= What you have to do =
Set down every entry word for word. Omit the pictures.

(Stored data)

————————

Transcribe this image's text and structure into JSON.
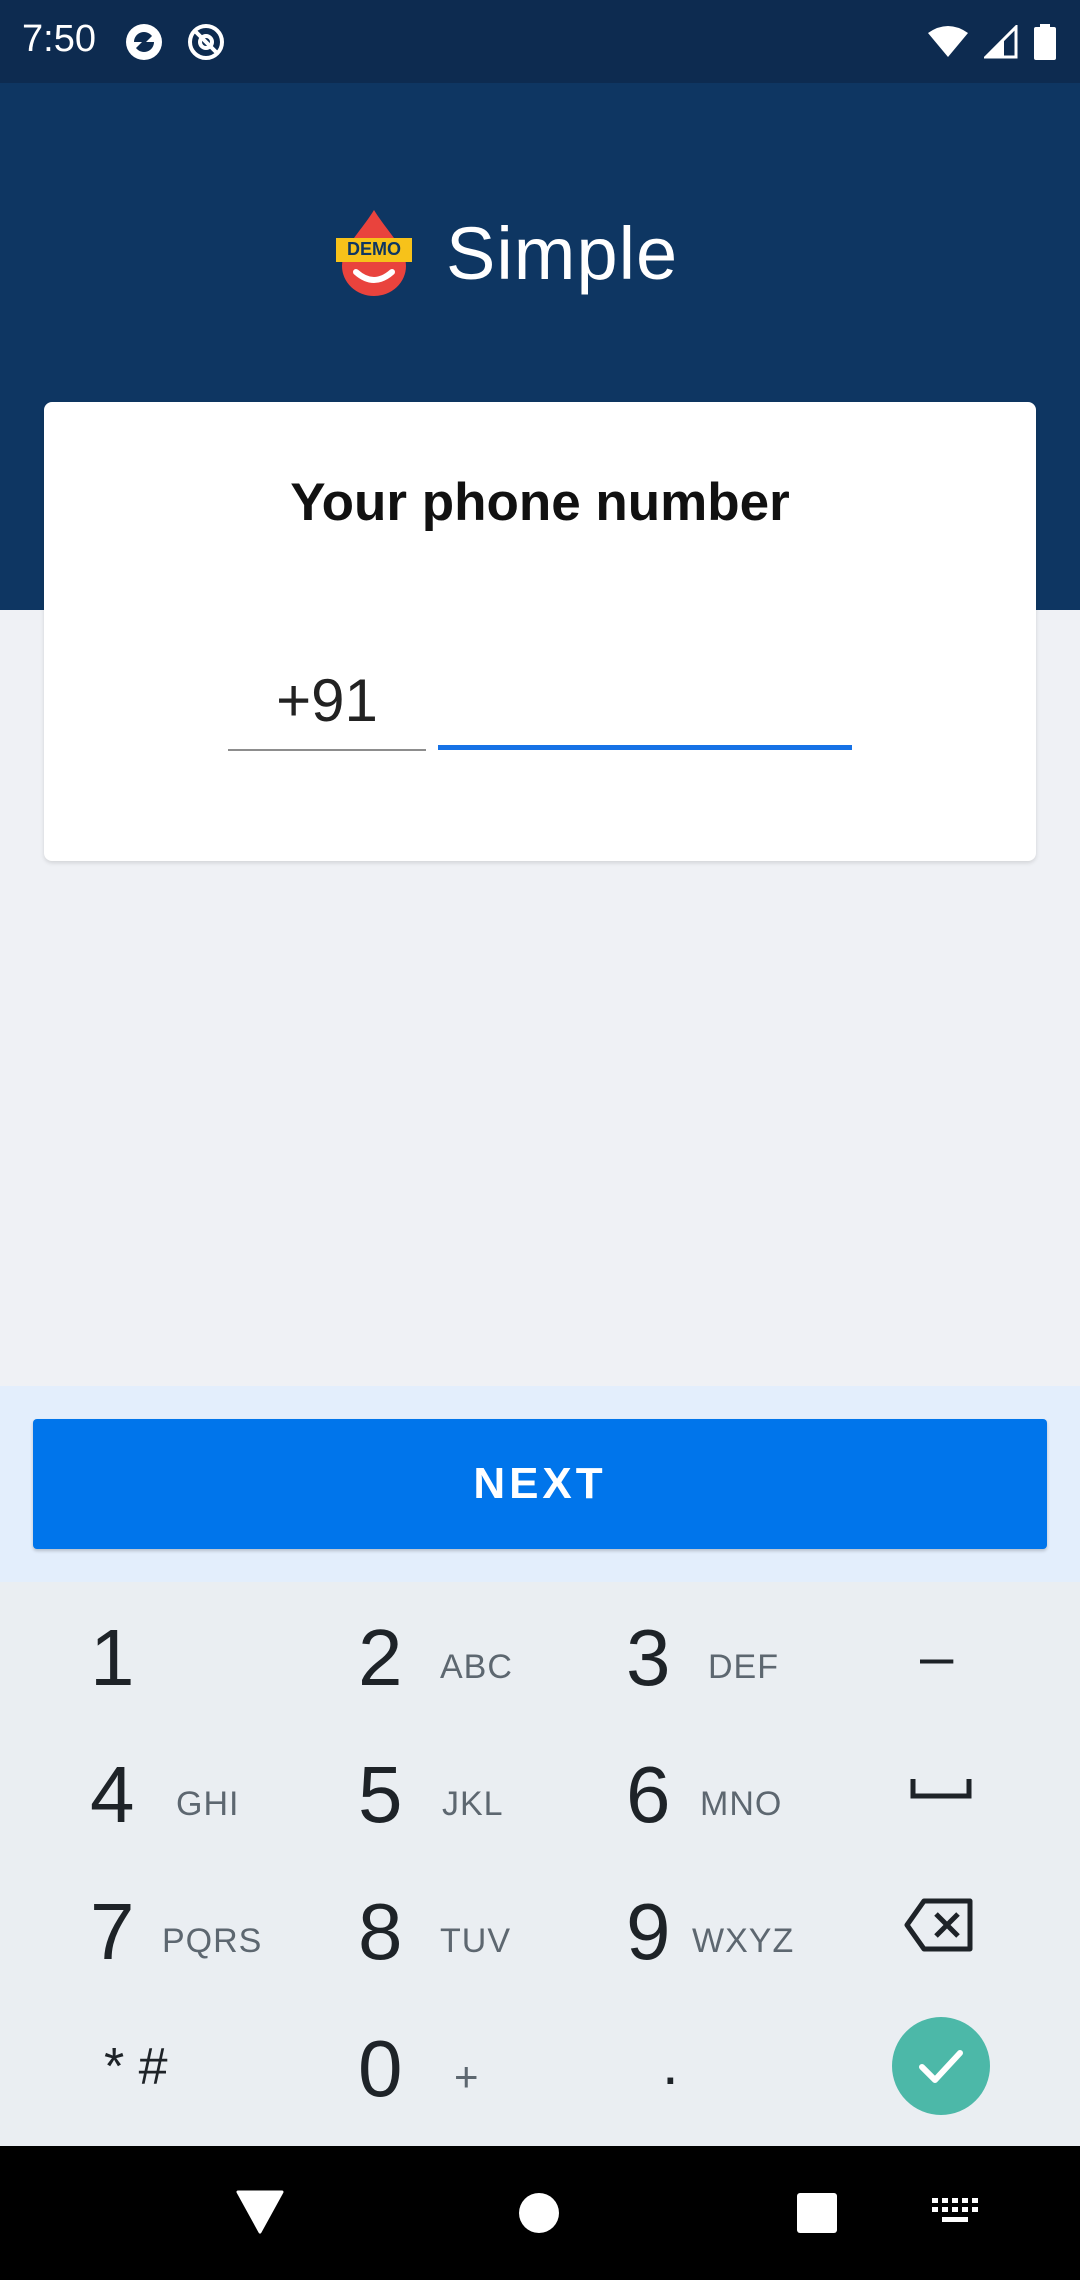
{
  "status_bar": {
    "time": "7:50",
    "icons": [
      "app-notification-icon",
      "at-sign-icon",
      "wifi-icon",
      "signal-icon",
      "battery-icon"
    ]
  },
  "header": {
    "logo_badge": "DEMO",
    "app_name": "Simple",
    "background": "#0e3662"
  },
  "form": {
    "title": "Your phone number",
    "country_code": "+91",
    "phone_value": "",
    "accent": "#1672e6"
  },
  "next_button": {
    "label": "NEXT",
    "color": "#0075eb"
  },
  "keypad": {
    "keys": [
      {
        "digit": "1",
        "letters": ""
      },
      {
        "digit": "2",
        "letters": "ABC"
      },
      {
        "digit": "3",
        "letters": "DEF"
      },
      {
        "digit": "–",
        "letters": ""
      },
      {
        "digit": "4",
        "letters": "GHI"
      },
      {
        "digit": "5",
        "letters": "JKL"
      },
      {
        "digit": "6",
        "letters": "MNO"
      },
      {
        "digit": "space",
        "letters": ""
      },
      {
        "digit": "7",
        "letters": "PQRS"
      },
      {
        "digit": "8",
        "letters": "TUV"
      },
      {
        "digit": "9",
        "letters": "WXYZ"
      },
      {
        "digit": "backspace",
        "letters": ""
      },
      {
        "digit": "* #",
        "letters": ""
      },
      {
        "digit": "0",
        "letters": "+"
      },
      {
        "digit": ".",
        "letters": ""
      },
      {
        "digit": "done",
        "letters": ""
      }
    ],
    "done_color": "#4cb8a8"
  },
  "nav_bar": {
    "icons": [
      "back-icon",
      "home-icon",
      "recents-icon",
      "keyboard-switch-icon"
    ]
  }
}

————————

= Result =
Transcribe this image's text and structure into JSON.
{
  "status_bar": {
    "time": "7:50",
    "icons": [
      "app-notification-icon",
      "at-sign-icon",
      "wifi-icon",
      "signal-icon",
      "battery-icon"
    ]
  },
  "header": {
    "logo_badge": "DEMO",
    "app_name": "Simple",
    "background": "#0e3662"
  },
  "form": {
    "title": "Your phone number",
    "country_code": "+91",
    "phone_value": "",
    "accent": "#1672e6"
  },
  "next_button": {
    "label": "NEXT",
    "color": "#0075eb"
  },
  "keypad": {
    "keys": [
      {
        "digit": "1",
        "letters": ""
      },
      {
        "digit": "2",
        "letters": "ABC"
      },
      {
        "digit": "3",
        "letters": "DEF"
      },
      {
        "digit": "–",
        "letters": ""
      },
      {
        "digit": "4",
        "letters": "GHI"
      },
      {
        "digit": "5",
        "letters": "JKL"
      },
      {
        "digit": "6",
        "letters": "MNO"
      },
      {
        "digit": "space",
        "letters": ""
      },
      {
        "digit": "7",
        "letters": "PQRS"
      },
      {
        "digit": "8",
        "letters": "TUV"
      },
      {
        "digit": "9",
        "letters": "WXYZ"
      },
      {
        "digit": "backspace",
        "letters": ""
      },
      {
        "digit": "* #",
        "letters": ""
      },
      {
        "digit": "0",
        "letters": "+"
      },
      {
        "digit": ".",
        "letters": ""
      },
      {
        "digit": "done",
        "letters": ""
      }
    ],
    "done_color": "#4cb8a8"
  },
  "nav_bar": {
    "icons": [
      "back-icon",
      "home-icon",
      "recents-icon",
      "keyboard-switch-icon"
    ]
  }
}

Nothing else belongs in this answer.